**Task to carry out:**
Using the data below, copy every line that contains the word "this".

**Materials provided:**
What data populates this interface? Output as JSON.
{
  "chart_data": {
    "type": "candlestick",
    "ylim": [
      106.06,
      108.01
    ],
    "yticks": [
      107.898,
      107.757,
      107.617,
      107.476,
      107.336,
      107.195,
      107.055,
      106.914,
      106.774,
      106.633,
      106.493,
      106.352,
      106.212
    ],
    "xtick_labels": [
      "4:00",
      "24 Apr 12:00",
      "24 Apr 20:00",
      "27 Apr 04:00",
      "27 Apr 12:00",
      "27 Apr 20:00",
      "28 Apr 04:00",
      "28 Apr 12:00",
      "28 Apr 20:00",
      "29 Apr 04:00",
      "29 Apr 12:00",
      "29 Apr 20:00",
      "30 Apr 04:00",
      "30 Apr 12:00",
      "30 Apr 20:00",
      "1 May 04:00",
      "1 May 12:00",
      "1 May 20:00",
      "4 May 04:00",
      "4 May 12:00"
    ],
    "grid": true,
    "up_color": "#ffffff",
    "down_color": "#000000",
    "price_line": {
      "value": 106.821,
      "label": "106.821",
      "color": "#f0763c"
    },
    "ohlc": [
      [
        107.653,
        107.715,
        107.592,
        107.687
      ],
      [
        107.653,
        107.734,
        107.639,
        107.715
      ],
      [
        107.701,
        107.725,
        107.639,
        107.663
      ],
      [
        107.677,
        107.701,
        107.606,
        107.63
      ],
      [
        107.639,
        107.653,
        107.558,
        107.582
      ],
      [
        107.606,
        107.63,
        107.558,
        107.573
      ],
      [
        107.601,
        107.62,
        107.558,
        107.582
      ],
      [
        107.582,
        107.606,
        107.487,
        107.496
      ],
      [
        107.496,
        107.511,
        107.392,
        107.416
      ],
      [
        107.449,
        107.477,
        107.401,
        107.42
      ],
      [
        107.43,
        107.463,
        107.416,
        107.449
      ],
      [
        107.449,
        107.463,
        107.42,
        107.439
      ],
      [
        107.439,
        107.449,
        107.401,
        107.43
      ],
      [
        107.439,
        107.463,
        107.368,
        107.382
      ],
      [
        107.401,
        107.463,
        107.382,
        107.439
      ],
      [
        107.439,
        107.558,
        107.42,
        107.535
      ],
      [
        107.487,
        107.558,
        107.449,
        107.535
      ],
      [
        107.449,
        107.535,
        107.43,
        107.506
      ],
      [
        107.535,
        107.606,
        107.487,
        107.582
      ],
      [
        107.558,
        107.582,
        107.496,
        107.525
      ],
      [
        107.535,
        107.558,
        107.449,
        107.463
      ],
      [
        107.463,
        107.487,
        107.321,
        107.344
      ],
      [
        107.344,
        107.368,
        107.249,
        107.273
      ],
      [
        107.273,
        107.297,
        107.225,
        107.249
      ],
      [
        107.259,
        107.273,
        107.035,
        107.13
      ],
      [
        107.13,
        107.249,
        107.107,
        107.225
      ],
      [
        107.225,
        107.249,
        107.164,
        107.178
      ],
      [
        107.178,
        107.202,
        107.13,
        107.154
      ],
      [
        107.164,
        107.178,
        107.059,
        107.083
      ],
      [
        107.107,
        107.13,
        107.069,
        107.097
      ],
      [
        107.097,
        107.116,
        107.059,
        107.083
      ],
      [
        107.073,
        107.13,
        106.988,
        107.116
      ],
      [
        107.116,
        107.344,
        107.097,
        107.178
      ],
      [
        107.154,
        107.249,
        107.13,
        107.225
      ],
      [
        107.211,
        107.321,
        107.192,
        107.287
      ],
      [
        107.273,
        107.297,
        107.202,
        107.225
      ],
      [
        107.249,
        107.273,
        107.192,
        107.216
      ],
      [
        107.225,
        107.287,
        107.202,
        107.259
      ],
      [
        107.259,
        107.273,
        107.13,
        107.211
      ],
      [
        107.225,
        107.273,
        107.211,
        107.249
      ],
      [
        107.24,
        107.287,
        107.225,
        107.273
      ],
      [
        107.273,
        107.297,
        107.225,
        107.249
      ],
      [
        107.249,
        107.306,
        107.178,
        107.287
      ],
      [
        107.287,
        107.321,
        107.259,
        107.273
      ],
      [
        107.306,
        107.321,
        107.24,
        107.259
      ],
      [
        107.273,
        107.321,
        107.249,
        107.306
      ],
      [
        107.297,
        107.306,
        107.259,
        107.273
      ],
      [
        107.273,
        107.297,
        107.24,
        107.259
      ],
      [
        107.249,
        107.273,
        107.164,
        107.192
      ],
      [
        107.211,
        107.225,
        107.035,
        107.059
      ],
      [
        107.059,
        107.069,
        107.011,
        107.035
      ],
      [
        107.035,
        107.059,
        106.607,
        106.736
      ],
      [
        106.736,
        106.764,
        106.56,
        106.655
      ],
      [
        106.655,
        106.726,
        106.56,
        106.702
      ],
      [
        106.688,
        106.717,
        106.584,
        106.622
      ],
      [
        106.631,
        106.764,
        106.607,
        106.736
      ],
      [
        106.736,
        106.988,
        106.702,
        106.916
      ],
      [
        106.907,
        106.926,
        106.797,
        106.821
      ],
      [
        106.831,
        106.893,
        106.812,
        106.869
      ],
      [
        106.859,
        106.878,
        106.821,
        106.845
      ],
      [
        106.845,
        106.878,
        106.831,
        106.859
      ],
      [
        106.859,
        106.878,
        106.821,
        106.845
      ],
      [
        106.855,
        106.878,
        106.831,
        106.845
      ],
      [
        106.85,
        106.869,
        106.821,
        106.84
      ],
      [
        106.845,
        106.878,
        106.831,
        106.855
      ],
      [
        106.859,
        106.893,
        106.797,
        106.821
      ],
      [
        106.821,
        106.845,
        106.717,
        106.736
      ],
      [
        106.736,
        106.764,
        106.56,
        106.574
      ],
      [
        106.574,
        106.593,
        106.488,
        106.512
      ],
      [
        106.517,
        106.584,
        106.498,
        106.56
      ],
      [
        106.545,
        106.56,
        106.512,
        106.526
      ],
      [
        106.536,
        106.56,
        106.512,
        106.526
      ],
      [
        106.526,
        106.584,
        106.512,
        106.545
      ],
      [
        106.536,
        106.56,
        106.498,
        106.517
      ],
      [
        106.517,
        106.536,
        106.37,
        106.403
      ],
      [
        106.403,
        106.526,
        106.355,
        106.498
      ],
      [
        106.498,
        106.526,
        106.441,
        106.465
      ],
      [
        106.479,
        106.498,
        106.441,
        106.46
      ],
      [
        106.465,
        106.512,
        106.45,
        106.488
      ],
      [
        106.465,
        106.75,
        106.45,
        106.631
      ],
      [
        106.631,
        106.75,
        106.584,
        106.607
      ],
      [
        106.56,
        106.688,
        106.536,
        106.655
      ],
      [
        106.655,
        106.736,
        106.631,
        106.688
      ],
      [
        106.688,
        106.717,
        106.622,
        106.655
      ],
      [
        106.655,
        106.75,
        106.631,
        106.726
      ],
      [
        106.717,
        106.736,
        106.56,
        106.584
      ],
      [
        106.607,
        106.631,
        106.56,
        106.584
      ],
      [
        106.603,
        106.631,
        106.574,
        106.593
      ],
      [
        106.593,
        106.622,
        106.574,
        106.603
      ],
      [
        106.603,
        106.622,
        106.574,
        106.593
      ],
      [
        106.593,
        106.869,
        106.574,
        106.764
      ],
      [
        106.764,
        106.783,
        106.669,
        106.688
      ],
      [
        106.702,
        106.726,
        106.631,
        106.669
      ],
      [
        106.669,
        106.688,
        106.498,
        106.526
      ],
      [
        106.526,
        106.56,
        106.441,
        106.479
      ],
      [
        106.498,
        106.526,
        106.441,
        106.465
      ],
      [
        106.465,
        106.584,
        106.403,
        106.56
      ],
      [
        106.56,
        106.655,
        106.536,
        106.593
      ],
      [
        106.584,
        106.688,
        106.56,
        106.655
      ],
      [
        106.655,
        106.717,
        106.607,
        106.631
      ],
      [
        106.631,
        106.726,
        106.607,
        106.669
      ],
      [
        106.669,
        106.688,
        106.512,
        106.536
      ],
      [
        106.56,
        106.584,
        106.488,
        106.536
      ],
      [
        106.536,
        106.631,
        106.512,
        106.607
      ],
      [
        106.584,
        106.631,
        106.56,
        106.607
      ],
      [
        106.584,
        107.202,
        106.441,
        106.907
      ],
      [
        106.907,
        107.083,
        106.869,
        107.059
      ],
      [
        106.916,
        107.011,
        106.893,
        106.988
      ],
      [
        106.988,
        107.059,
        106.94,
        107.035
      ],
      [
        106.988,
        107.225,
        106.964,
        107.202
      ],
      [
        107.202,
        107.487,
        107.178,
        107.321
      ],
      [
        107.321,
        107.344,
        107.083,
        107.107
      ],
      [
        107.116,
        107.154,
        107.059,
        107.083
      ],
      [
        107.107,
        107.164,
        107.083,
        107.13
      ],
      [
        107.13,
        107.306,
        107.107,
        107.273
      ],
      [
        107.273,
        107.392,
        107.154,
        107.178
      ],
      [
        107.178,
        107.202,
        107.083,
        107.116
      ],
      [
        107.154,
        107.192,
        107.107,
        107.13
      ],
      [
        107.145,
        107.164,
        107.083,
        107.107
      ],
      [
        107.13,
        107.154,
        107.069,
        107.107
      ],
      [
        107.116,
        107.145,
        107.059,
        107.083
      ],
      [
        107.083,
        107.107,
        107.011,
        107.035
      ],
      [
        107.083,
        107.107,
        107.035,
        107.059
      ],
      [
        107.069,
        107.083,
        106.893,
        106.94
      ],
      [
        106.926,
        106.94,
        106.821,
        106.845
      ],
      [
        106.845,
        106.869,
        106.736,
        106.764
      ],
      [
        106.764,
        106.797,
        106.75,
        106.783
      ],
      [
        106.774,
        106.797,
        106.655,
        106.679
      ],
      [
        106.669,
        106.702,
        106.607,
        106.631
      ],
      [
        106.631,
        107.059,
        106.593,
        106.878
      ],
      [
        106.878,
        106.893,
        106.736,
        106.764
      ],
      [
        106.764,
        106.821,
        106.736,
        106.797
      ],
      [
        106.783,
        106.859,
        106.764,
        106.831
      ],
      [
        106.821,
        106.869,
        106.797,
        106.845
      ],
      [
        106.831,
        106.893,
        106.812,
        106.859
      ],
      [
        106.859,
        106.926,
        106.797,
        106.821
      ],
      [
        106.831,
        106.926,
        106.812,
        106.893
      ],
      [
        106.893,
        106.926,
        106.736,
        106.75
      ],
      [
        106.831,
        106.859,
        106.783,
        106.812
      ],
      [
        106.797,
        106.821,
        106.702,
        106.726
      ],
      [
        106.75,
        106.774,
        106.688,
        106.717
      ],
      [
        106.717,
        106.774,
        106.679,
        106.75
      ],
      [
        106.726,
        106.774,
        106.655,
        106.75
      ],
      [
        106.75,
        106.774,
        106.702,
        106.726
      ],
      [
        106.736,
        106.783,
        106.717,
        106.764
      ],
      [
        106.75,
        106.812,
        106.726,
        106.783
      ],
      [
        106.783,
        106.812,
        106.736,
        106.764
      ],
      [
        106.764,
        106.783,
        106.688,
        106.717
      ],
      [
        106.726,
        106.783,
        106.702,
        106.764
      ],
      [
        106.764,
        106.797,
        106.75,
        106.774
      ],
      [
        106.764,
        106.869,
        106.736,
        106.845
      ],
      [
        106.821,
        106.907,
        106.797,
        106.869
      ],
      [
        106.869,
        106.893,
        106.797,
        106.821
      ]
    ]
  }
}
* * *
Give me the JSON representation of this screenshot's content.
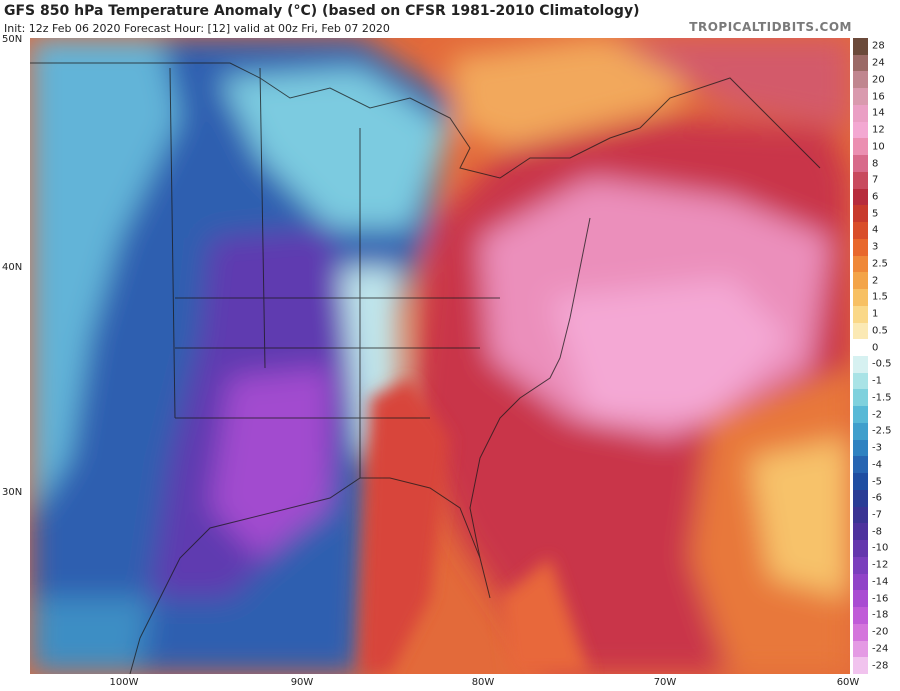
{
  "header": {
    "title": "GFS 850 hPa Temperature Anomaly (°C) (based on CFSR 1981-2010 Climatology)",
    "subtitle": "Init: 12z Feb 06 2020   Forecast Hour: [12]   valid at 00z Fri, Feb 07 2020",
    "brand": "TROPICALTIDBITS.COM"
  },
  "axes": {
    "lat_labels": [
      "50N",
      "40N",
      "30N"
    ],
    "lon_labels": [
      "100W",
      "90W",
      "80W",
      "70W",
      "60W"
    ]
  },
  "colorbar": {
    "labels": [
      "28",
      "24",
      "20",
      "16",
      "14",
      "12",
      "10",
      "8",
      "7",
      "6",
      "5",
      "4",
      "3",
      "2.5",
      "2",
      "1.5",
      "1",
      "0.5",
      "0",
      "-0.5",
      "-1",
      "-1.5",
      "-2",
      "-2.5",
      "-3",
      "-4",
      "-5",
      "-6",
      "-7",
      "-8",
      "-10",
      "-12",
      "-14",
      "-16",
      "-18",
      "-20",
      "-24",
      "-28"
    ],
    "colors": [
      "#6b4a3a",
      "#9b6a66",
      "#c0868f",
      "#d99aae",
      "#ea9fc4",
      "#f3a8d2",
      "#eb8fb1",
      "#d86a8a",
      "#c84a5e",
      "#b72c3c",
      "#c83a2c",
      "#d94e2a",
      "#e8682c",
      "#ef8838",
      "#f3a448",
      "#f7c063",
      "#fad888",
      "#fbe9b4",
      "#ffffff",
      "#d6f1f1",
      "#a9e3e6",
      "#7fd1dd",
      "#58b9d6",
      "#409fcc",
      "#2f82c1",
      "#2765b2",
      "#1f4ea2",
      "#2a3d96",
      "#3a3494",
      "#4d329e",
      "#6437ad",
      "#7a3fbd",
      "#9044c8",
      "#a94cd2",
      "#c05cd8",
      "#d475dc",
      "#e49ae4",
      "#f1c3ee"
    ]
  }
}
* * *
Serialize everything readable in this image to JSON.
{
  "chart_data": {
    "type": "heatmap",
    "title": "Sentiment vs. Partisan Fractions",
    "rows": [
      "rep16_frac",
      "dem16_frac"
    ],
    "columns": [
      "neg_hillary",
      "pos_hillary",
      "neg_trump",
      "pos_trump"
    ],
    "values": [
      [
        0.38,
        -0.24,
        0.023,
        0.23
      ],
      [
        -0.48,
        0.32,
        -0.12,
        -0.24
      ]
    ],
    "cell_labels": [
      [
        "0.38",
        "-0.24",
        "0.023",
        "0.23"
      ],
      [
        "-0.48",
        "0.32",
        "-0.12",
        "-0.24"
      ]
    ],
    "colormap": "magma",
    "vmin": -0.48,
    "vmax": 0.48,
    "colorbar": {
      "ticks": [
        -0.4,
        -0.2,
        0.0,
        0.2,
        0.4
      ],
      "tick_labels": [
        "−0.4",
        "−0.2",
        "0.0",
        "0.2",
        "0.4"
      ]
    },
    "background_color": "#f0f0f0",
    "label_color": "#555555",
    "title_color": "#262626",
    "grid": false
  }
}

**Expected answer:**
What data populates this interface? Output as JSON.
Give me the JSON representation of this screenshot's content.
Serialize everything readable in this image to JSON.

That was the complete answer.